(Data entries)
□ □ □ □ □ □ □
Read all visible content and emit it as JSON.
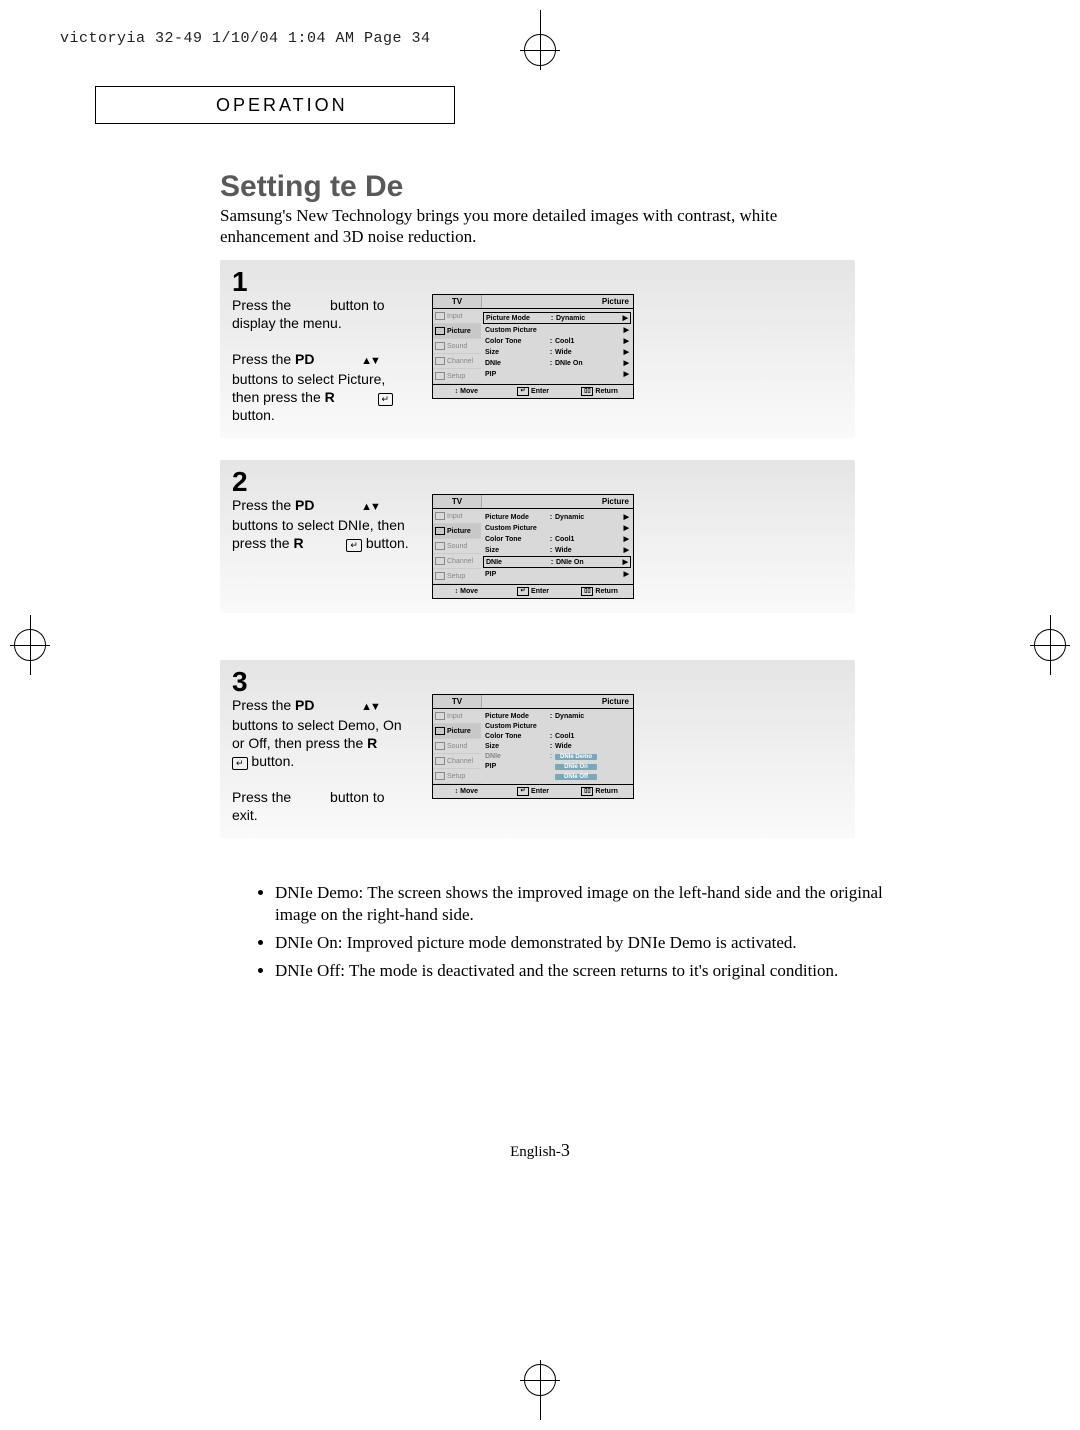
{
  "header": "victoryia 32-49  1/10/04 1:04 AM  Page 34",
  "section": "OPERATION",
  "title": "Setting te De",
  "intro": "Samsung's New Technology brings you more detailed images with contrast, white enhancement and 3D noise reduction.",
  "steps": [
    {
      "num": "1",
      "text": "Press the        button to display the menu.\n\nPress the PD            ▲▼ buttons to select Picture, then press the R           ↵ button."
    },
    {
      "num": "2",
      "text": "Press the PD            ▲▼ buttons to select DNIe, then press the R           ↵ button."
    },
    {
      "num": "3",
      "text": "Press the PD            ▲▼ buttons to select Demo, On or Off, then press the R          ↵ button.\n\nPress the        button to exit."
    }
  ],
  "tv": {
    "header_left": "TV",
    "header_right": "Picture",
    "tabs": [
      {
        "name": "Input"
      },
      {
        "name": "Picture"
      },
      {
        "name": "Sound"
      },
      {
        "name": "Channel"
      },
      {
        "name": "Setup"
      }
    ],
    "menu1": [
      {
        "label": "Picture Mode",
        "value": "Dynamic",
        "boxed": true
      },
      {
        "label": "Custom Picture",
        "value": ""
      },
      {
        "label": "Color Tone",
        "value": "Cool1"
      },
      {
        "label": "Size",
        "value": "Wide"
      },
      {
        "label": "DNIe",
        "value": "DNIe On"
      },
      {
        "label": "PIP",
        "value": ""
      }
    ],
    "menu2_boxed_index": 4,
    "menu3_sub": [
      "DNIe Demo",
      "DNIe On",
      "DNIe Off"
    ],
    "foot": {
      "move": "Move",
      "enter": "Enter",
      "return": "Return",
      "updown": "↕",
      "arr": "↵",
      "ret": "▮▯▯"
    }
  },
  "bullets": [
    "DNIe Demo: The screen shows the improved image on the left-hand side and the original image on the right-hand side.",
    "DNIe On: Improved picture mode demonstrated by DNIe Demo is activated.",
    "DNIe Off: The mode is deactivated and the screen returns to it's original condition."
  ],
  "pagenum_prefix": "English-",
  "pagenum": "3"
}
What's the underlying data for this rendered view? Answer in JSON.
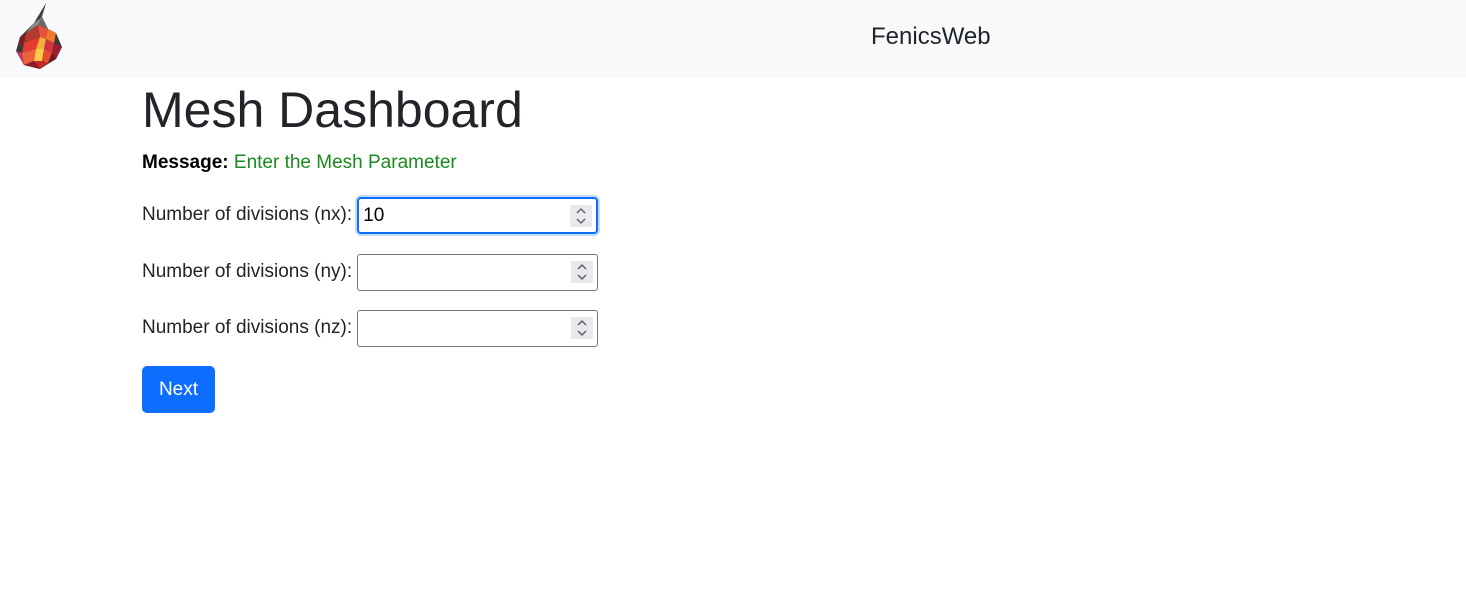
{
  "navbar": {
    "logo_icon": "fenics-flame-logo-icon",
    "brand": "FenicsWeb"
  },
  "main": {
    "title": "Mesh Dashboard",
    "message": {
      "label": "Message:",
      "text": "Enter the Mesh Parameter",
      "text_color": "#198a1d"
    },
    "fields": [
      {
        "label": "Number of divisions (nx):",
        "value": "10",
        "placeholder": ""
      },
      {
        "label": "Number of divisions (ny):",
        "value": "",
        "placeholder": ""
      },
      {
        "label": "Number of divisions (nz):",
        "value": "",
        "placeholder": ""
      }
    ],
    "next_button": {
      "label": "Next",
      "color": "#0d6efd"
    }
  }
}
□ □ □ □ □ □ □
◆ WORK TO BE COMPLETED ◆
Give the entries again without a single change, but with no pictures.

◆ SOLUTION BELOW ◆
Read all visible content and emit it as JSON.
{
  "header": "victoryia 32-49  1/10/04 1:04 AM  Page 34",
  "section": "OPERATION",
  "title": "Setting te De",
  "intro": "Samsung's New Technology brings you more detailed images with contrast, white enhancement and 3D noise reduction.",
  "steps": [
    {
      "num": "1",
      "text": "Press the        button to display the menu.\n\nPress the PD            ▲▼ buttons to select Picture, then press the R           ↵ button."
    },
    {
      "num": "2",
      "text": "Press the PD            ▲▼ buttons to select DNIe, then press the R           ↵ button."
    },
    {
      "num": "3",
      "text": "Press the PD            ▲▼ buttons to select Demo, On or Off, then press the R          ↵ button.\n\nPress the        button to exit."
    }
  ],
  "tv": {
    "header_left": "TV",
    "header_right": "Picture",
    "tabs": [
      {
        "name": "Input"
      },
      {
        "name": "Picture"
      },
      {
        "name": "Sound"
      },
      {
        "name": "Channel"
      },
      {
        "name": "Setup"
      }
    ],
    "menu1": [
      {
        "label": "Picture Mode",
        "value": "Dynamic",
        "boxed": true
      },
      {
        "label": "Custom Picture",
        "value": ""
      },
      {
        "label": "Color Tone",
        "value": "Cool1"
      },
      {
        "label": "Size",
        "value": "Wide"
      },
      {
        "label": "DNIe",
        "value": "DNIe On"
      },
      {
        "label": "PIP",
        "value": ""
      }
    ],
    "menu2_boxed_index": 4,
    "menu3_sub": [
      "DNIe Demo",
      "DNIe On",
      "DNIe Off"
    ],
    "foot": {
      "move": "Move",
      "enter": "Enter",
      "return": "Return",
      "updown": "↕",
      "arr": "↵",
      "ret": "▮▯▯"
    }
  },
  "bullets": [
    "DNIe Demo: The screen shows the improved image on the left-hand side and the original image on the right-hand side.",
    "DNIe On: Improved picture mode demonstrated by DNIe Demo is activated.",
    "DNIe Off: The mode is deactivated and the screen returns to it's original condition."
  ],
  "pagenum_prefix": "English-",
  "pagenum": "3"
}
What's the underlying data for this rendered view? Answer in JSON.
{
  "navbar": {
    "logo_icon": "fenics-flame-logo-icon",
    "brand": "FenicsWeb"
  },
  "main": {
    "title": "Mesh Dashboard",
    "message": {
      "label": "Message:",
      "text": "Enter the Mesh Parameter",
      "text_color": "#198a1d"
    },
    "fields": [
      {
        "label": "Number of divisions (nx):",
        "value": "10",
        "placeholder": ""
      },
      {
        "label": "Number of divisions (ny):",
        "value": "",
        "placeholder": ""
      },
      {
        "label": "Number of divisions (nz):",
        "value": "",
        "placeholder": ""
      }
    ],
    "next_button": {
      "label": "Next",
      "color": "#0d6efd"
    }
  }
}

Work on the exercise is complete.